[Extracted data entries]
# # #
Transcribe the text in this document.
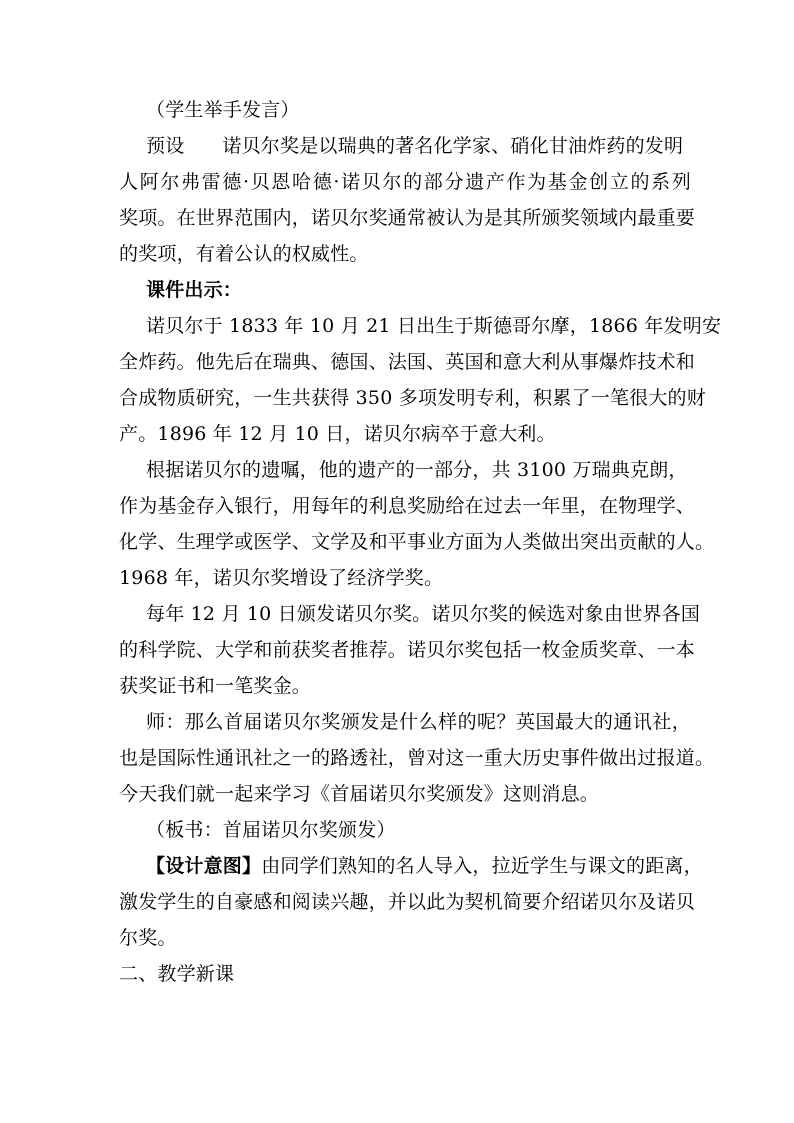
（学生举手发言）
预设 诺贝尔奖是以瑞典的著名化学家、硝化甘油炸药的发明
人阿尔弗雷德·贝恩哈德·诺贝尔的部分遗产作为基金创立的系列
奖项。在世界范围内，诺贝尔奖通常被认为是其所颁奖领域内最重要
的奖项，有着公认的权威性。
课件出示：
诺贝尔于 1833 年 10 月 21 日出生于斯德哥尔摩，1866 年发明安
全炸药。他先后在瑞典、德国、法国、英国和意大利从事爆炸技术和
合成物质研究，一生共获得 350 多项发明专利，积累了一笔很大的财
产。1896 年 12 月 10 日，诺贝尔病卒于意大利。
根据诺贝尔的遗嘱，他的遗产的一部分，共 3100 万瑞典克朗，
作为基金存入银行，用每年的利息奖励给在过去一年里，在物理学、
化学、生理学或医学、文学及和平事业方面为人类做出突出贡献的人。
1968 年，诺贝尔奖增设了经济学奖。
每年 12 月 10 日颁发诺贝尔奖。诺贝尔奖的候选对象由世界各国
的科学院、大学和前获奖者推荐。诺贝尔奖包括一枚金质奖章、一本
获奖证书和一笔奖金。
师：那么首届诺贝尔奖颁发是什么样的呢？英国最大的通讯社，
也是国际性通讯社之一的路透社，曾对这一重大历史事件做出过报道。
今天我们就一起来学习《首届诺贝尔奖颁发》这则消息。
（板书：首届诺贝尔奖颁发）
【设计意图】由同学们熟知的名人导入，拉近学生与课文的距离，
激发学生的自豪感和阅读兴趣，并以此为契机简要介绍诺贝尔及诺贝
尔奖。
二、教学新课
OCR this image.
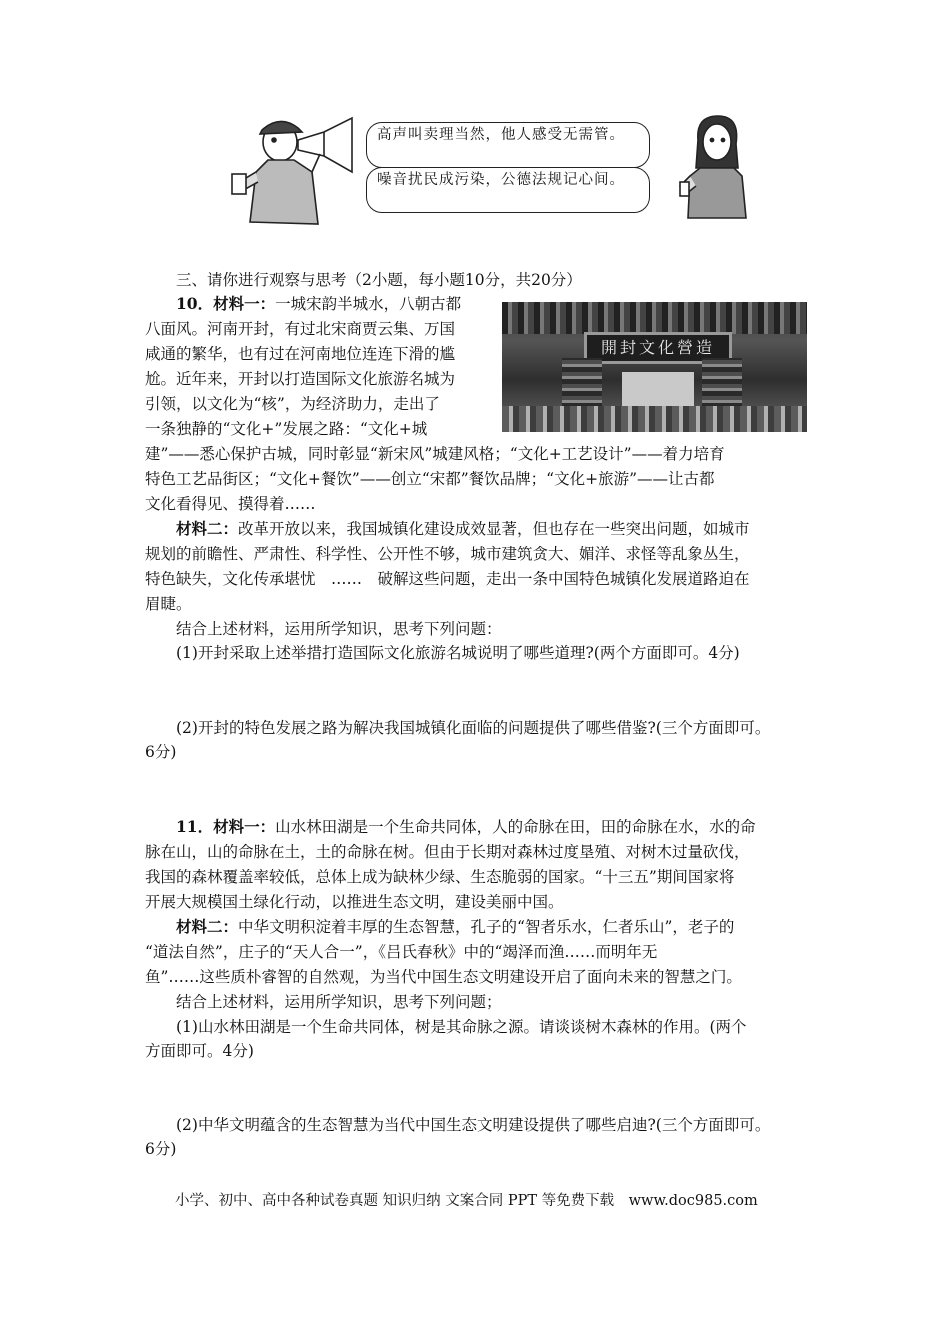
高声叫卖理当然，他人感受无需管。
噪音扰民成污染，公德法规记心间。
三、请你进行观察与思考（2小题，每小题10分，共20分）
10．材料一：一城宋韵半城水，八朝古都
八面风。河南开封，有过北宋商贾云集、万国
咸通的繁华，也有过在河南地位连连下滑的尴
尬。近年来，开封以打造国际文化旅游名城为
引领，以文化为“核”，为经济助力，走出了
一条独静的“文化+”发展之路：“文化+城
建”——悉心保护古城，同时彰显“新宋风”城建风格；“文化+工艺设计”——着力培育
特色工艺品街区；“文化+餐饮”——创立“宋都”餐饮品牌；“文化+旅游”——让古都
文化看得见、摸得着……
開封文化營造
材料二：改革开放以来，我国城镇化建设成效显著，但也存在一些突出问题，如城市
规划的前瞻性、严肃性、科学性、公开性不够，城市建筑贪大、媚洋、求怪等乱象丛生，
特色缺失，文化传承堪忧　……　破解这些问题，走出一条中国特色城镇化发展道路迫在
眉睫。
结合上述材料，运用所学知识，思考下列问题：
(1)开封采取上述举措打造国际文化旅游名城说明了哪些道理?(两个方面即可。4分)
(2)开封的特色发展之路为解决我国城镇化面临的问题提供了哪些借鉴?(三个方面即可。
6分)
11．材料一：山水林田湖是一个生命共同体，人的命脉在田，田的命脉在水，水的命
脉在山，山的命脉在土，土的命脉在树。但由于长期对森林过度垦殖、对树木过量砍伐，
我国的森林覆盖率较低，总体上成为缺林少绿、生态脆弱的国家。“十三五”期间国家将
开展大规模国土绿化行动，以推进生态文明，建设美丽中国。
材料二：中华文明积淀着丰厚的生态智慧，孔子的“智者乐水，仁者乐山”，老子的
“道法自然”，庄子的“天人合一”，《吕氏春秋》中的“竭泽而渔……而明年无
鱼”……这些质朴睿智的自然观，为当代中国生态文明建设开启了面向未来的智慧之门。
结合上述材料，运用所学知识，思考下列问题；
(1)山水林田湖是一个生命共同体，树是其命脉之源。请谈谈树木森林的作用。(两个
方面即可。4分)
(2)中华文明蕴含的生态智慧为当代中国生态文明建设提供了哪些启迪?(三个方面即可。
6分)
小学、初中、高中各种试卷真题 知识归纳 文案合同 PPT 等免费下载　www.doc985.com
# # #
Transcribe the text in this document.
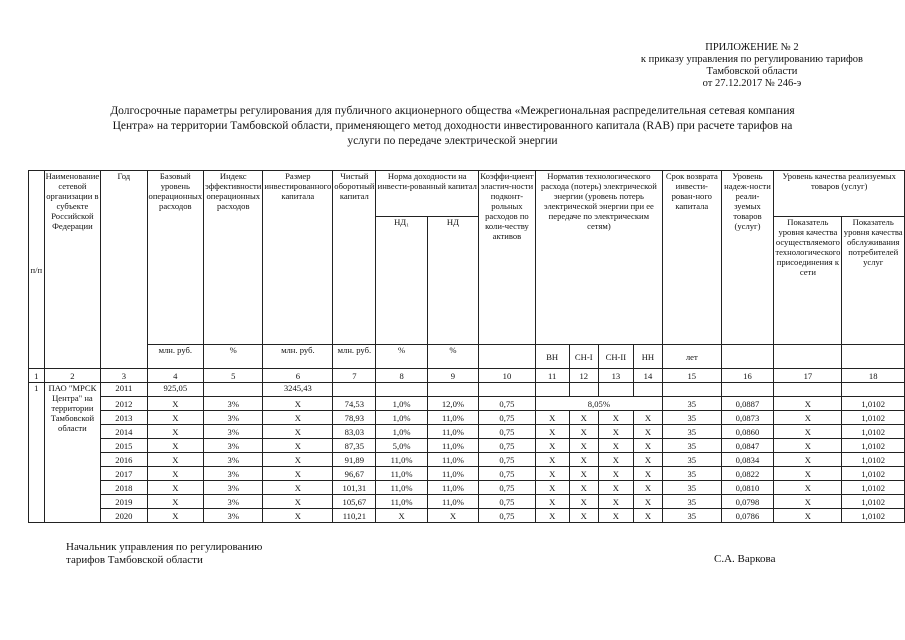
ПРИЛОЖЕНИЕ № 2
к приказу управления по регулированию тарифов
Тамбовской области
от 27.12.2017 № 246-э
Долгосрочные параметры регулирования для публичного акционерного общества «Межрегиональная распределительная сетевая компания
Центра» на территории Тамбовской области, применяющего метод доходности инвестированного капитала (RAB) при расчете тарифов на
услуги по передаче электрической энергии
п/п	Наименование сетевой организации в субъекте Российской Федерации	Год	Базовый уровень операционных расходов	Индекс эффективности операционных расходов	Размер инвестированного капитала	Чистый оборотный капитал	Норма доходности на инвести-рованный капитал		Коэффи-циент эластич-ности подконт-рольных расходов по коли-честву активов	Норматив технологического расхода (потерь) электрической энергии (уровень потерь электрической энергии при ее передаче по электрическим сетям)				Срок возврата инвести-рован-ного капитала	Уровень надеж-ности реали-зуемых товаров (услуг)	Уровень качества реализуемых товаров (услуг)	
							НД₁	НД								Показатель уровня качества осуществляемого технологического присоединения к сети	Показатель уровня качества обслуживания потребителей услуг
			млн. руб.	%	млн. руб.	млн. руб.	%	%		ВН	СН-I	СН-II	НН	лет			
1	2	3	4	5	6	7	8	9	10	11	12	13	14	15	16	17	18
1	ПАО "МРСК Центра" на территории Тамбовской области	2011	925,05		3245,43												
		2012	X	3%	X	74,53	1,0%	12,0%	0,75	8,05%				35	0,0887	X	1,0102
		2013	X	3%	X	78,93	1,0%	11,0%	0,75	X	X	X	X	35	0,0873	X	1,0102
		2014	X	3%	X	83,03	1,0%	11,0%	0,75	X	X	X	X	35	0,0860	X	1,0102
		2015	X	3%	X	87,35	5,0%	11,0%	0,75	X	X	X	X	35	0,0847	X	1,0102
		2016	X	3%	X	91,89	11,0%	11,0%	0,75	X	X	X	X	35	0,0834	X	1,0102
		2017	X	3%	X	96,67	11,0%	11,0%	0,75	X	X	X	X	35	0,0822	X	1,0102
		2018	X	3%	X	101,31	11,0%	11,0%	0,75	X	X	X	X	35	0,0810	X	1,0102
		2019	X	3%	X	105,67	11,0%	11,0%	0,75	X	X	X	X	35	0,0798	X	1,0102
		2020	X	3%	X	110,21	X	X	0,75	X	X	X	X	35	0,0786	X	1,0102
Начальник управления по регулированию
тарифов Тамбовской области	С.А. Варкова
# # #
INSTRUCTIONS FOR THE TASK: Pull out each line containing the word "технологического" and copy it.

PROBLEM SOLUTION:
п/п	Наименование сетевой организации в субъекте Российской Федерации	Год	Базовый уровень операционных расходов	Индекс эффективности операционных расходов	Размер инвестированного капитала	Чистый оборотный капитал	Норма доходности на инвести-рованный капитал		Коэффи-циент эластич-ности подконт-рольных расходов по коли-честву активов	Норматив технологического расхода (потерь) электрической энергии (уровень потерь электрической энергии при ее передаче по электрическим сетям)				Срок возврата инвести-рован-ного капитала	Уровень надеж-ности реали-зуемых товаров (услуг)	Уровень качества реализуемых товаров (услуг)	
							НД₁	НД								Показатель уровня качества осуществляемого технологического присоединения к сети	Показатель уровня качества обслуживания потребителей услуг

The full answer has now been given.